--- Begin Data section ---
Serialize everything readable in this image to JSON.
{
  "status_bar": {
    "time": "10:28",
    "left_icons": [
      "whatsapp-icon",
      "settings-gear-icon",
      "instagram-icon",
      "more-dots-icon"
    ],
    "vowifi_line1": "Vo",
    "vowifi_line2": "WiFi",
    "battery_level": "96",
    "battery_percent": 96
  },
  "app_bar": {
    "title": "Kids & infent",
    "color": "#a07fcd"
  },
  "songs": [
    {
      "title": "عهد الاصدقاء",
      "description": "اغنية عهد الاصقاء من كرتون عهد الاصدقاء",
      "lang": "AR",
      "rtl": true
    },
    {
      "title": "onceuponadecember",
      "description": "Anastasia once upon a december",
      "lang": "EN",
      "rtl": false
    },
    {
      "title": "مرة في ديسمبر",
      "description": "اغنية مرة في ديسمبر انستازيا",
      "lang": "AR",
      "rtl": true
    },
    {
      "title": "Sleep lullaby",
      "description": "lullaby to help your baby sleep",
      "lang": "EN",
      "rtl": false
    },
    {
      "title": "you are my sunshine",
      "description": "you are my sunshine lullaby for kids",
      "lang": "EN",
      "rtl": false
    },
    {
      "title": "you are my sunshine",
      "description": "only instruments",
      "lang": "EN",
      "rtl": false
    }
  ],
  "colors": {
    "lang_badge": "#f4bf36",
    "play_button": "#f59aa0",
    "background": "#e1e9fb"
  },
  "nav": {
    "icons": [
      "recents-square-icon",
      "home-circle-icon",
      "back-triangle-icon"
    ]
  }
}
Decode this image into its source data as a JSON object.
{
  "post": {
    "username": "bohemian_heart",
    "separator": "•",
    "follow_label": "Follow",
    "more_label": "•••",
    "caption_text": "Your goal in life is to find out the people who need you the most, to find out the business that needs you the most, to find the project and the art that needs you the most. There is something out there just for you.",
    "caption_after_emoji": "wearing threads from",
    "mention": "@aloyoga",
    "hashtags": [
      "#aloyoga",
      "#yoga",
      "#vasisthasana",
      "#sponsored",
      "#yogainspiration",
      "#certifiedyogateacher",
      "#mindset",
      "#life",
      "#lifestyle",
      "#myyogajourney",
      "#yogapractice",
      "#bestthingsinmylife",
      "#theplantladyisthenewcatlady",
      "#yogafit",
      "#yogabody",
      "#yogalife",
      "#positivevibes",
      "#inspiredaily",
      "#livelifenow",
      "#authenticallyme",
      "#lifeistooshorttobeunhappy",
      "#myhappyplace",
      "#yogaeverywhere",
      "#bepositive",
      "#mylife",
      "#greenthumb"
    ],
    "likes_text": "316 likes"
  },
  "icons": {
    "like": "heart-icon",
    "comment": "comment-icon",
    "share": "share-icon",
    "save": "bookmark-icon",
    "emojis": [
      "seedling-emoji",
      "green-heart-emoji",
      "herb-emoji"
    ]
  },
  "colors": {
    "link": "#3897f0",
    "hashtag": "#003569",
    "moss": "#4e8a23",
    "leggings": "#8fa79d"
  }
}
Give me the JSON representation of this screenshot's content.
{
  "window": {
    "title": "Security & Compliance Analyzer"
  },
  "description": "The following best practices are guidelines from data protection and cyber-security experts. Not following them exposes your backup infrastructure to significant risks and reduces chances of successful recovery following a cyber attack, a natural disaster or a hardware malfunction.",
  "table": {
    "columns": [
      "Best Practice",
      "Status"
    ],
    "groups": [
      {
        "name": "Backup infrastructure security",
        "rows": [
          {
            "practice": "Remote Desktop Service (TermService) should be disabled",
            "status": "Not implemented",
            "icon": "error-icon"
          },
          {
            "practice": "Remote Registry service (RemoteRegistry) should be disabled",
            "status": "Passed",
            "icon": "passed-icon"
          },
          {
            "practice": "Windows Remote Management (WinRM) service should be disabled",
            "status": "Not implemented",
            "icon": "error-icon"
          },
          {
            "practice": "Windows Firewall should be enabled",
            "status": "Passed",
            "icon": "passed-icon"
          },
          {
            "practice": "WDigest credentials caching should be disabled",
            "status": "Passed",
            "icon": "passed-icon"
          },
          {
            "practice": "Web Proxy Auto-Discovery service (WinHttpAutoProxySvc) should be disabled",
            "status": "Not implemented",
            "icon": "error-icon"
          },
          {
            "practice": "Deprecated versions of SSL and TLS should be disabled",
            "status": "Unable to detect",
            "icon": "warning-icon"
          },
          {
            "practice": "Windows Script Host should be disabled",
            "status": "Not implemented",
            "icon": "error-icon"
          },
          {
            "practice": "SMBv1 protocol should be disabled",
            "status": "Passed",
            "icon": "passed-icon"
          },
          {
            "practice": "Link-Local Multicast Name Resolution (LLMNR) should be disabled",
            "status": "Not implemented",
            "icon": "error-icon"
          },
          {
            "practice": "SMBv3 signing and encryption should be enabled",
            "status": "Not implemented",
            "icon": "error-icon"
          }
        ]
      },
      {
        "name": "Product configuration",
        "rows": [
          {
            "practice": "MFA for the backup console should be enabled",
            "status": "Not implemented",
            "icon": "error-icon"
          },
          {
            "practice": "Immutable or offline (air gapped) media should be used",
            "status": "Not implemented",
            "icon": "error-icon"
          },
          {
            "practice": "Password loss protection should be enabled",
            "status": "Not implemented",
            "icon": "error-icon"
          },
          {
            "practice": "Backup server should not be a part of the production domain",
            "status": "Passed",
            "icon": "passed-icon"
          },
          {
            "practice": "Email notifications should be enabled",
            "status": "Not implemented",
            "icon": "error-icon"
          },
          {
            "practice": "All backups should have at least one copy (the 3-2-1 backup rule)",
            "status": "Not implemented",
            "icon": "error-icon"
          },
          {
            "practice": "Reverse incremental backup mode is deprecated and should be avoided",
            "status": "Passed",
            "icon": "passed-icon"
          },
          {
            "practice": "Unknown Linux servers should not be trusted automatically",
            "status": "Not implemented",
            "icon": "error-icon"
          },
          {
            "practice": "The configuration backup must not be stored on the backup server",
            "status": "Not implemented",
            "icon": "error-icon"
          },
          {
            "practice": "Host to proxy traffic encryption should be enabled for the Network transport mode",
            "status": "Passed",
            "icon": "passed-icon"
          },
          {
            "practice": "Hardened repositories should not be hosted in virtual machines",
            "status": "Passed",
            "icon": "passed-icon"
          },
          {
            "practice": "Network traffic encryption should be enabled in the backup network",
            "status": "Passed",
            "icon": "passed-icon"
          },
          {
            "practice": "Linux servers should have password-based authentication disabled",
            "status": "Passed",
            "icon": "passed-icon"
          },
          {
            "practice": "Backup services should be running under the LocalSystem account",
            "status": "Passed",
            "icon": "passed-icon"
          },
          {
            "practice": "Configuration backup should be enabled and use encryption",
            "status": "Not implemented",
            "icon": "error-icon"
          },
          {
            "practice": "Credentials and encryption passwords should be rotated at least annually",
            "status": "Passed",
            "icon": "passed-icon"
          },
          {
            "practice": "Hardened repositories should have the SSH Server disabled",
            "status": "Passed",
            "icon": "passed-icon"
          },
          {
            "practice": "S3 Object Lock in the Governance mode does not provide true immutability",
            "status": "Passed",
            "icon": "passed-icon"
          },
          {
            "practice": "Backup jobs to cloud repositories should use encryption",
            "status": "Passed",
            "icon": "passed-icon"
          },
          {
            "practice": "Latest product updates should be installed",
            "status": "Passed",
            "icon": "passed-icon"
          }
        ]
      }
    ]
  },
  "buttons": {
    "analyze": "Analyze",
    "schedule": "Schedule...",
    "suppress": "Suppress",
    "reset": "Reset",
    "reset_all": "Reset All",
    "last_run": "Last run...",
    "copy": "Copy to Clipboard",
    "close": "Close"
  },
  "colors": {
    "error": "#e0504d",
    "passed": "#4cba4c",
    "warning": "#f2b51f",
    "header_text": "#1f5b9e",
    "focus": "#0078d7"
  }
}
--- End Data section ---
Find every line that has "JSON" in it, then return those lines.

Serialize everything readable in this image to JSON.
Decode this image into its source data as a JSON object.
Give me the JSON representation of this screenshot's content.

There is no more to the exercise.